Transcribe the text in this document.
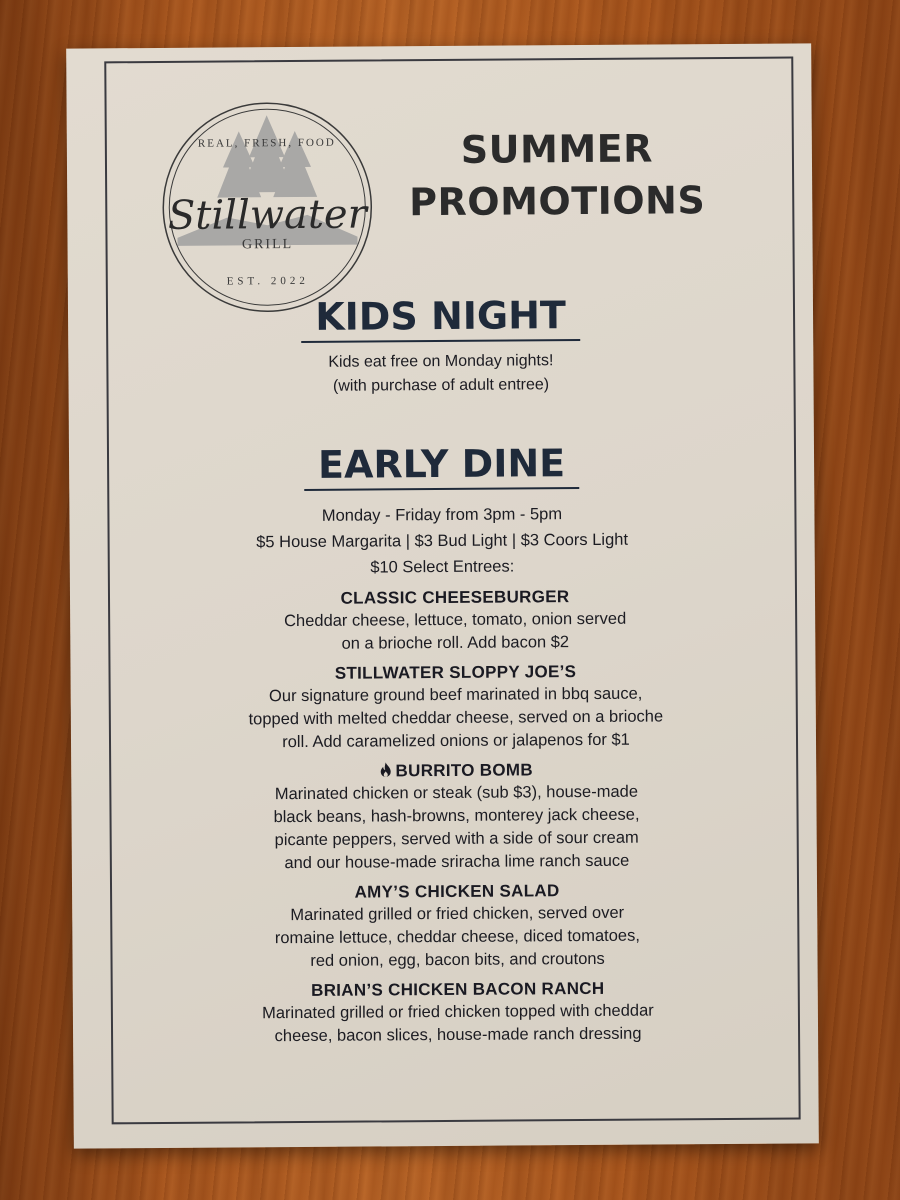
REAL, FRESH, FOOD
Stillwater
GRILL
EST. 2022
SUMMER
PROMOTIONS
KIDS NIGHT
Kids eat free on Monday nights!
(with purchase of adult entree)
EARLY DINE
Monday - Friday from 3pm - 5pm
$5 House Margarita | $3 Bud Light | $3 Coors Light
$10 Select Entrees:
CLASSIC CHEESEBURGER
Cheddar cheese, lettuce, tomato, onion served
on a brioche roll. Add bacon $2
STILLWATER SLOPPY JOE’S
Our signature ground beef marinated in bbq sauce,
topped with melted cheddar cheese, served on a brioche
roll. Add caramelized onions or jalapenos for $1
BURRITO BOMB
Marinated chicken or steak (sub $3), house-made
black beans, hash-browns, monterey jack cheese,
picante peppers, served with a side of sour cream
and our house-made sriracha lime ranch sauce
AMY’S CHICKEN SALAD
Marinated grilled or fried chicken, served over
romaine lettuce, cheddar cheese, diced tomatoes,
red onion, egg, bacon bits, and croutons
BRIAN’S CHICKEN BACON RANCH
Marinated grilled or fried chicken topped with cheddar
cheese, bacon slices, house-made ranch dressing
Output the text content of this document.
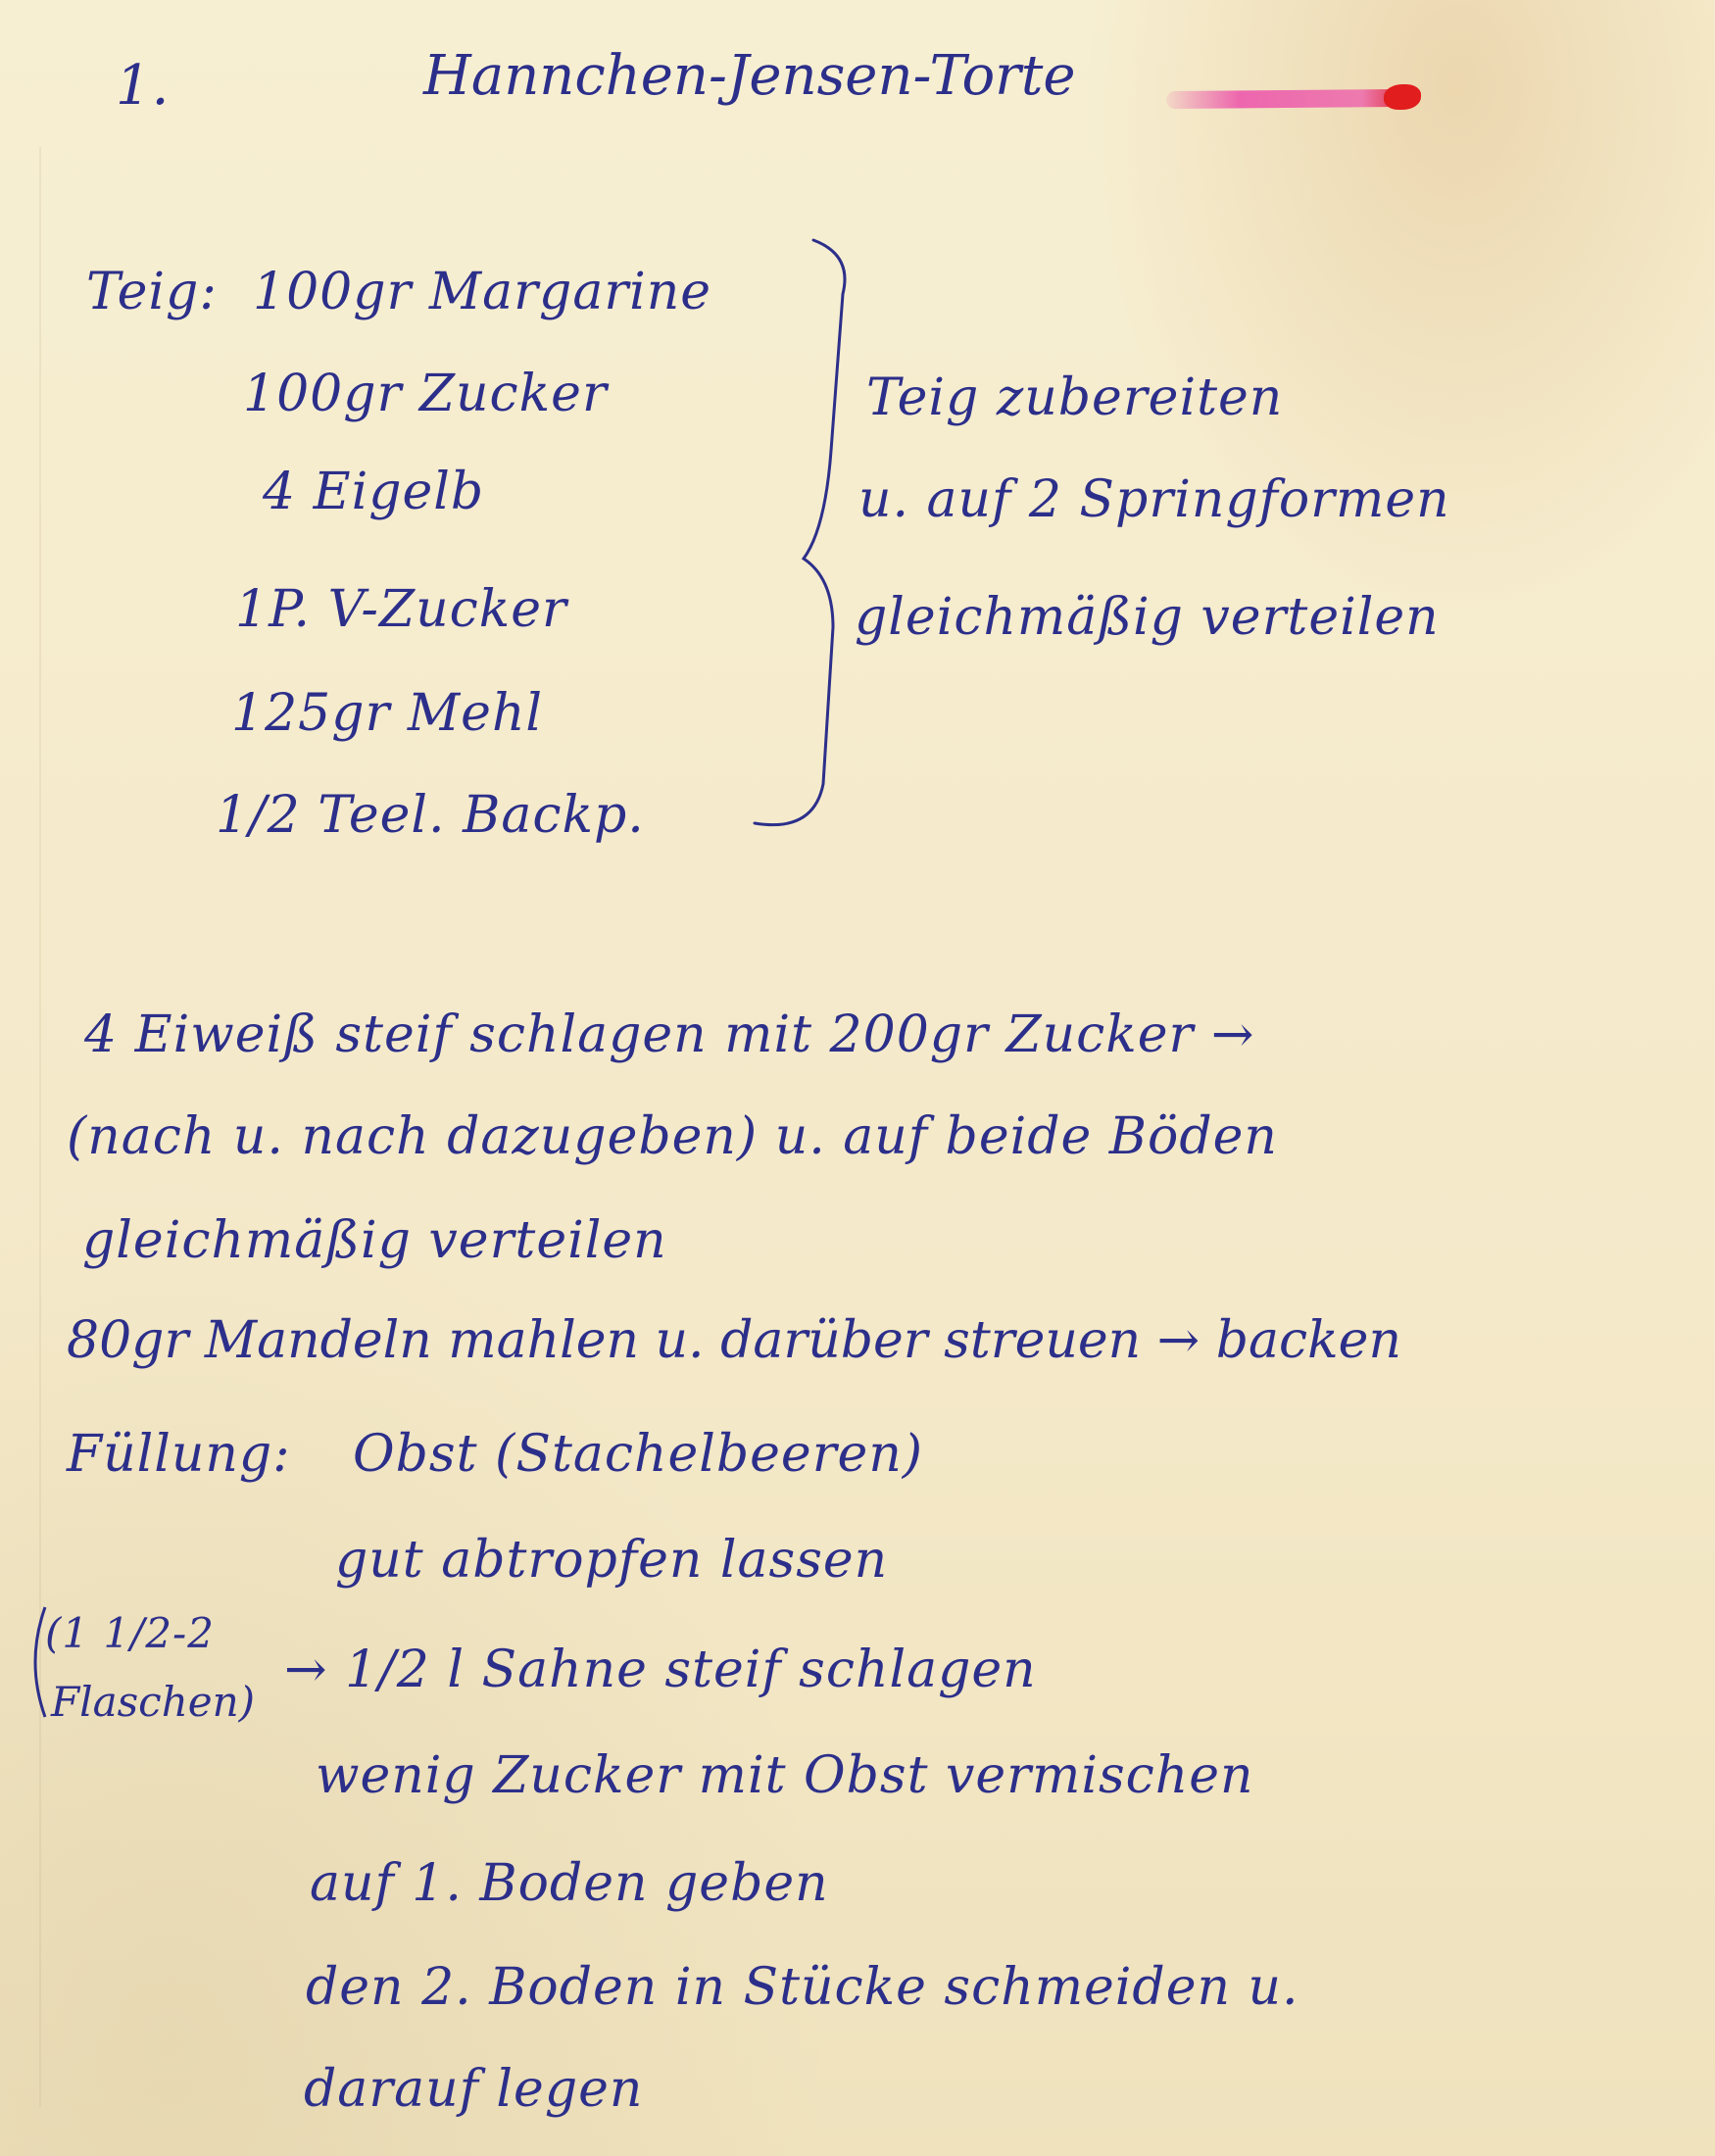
1.	Hannchen-Jensen-Torte
Teig: 100gr Margarine
100gr Zucker
4 Eigelb
1P. V-Zucker
125gr Mehl
1/2 Teel. Backp.
Teig zubereiten
u. auf 2 Springformen
gleichmäßig verteilen
4 Eiweiß steif schlagen mit 200gr Zucker →
(nach u. nach dazugeben) u. auf beide Böden
gleichmäßig verteilen
80gr Mandeln mahlen u. darüber streuen → backen
Füllung: Obst (Stachelbeeren)
gut abtropfen lassen
(1 1/2-2
Flaschen)
→ 1/2 l Sahne steif schlagen
wenig Zucker mit Obst vermischen
auf 1. Boden geben
den 2. Boden in Stücke schmeiden u.
darauf legen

Written problem:
Pick out the lines above that hold the string "grilled" and show them.

Written answer:
Marinated grilled or fried chicken, served over
Marinated grilled or fried chicken topped with cheddar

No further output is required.